* _INPUT MATERIAL_

** start **

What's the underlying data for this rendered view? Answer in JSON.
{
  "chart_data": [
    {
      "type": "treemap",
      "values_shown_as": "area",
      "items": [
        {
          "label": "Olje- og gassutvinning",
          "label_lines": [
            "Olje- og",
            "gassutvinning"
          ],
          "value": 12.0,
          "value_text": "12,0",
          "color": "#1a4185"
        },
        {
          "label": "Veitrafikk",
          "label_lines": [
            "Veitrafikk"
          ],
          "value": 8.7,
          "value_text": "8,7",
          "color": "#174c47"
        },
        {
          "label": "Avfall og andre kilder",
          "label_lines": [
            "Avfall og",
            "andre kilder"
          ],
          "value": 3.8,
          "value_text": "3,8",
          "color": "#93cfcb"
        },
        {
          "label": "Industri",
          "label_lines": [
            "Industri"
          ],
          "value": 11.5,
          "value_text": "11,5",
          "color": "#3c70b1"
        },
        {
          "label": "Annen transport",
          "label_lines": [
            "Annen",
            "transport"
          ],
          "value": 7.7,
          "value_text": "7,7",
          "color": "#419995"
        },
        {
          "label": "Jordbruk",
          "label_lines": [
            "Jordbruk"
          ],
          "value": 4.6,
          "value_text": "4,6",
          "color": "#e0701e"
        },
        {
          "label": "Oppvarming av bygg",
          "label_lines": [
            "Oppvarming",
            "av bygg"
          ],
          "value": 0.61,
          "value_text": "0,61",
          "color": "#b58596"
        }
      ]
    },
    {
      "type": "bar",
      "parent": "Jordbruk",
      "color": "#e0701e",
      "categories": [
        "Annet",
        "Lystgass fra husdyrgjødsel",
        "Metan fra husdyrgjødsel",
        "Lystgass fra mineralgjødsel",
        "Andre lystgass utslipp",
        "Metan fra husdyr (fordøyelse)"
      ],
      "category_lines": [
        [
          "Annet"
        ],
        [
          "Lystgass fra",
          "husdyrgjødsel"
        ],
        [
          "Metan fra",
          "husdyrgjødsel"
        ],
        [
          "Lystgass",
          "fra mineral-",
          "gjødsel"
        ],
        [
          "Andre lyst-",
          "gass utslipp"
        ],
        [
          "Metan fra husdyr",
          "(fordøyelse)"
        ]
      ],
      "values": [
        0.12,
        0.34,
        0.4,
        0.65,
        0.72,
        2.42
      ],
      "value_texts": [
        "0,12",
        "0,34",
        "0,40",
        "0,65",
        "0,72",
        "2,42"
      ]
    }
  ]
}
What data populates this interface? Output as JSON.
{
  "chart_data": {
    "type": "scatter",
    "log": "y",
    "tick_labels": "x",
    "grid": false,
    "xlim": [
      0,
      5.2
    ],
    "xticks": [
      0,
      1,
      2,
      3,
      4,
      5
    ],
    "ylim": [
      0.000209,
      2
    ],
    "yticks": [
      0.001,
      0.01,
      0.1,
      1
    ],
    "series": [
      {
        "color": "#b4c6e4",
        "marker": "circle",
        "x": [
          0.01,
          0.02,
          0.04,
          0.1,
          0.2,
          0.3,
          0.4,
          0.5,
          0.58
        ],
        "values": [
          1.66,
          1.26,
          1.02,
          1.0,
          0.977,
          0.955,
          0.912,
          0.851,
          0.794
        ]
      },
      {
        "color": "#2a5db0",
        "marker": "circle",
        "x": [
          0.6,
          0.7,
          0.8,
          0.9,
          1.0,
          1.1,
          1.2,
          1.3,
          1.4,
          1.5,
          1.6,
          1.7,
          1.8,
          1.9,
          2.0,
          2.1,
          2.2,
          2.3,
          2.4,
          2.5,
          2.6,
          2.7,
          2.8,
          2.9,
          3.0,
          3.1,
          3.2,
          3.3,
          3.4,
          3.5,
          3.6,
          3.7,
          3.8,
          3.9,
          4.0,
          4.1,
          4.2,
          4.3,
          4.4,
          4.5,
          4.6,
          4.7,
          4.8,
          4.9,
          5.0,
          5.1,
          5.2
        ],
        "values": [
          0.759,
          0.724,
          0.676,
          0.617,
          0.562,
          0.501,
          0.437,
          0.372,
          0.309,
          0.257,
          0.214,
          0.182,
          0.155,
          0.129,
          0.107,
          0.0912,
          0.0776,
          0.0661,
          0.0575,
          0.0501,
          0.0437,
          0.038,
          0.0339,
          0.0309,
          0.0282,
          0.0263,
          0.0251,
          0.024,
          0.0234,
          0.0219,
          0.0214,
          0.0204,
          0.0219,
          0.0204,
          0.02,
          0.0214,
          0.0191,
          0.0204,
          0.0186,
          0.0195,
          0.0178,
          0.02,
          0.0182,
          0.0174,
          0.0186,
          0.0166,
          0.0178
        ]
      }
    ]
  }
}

** end **

* _YOUR TASK_
Extract from the material all lines containing the string "this".

* _THE RESULT_
What's the underlying data for this rendered view? Answer in JSON.
What data populates this interface? Output as JSON.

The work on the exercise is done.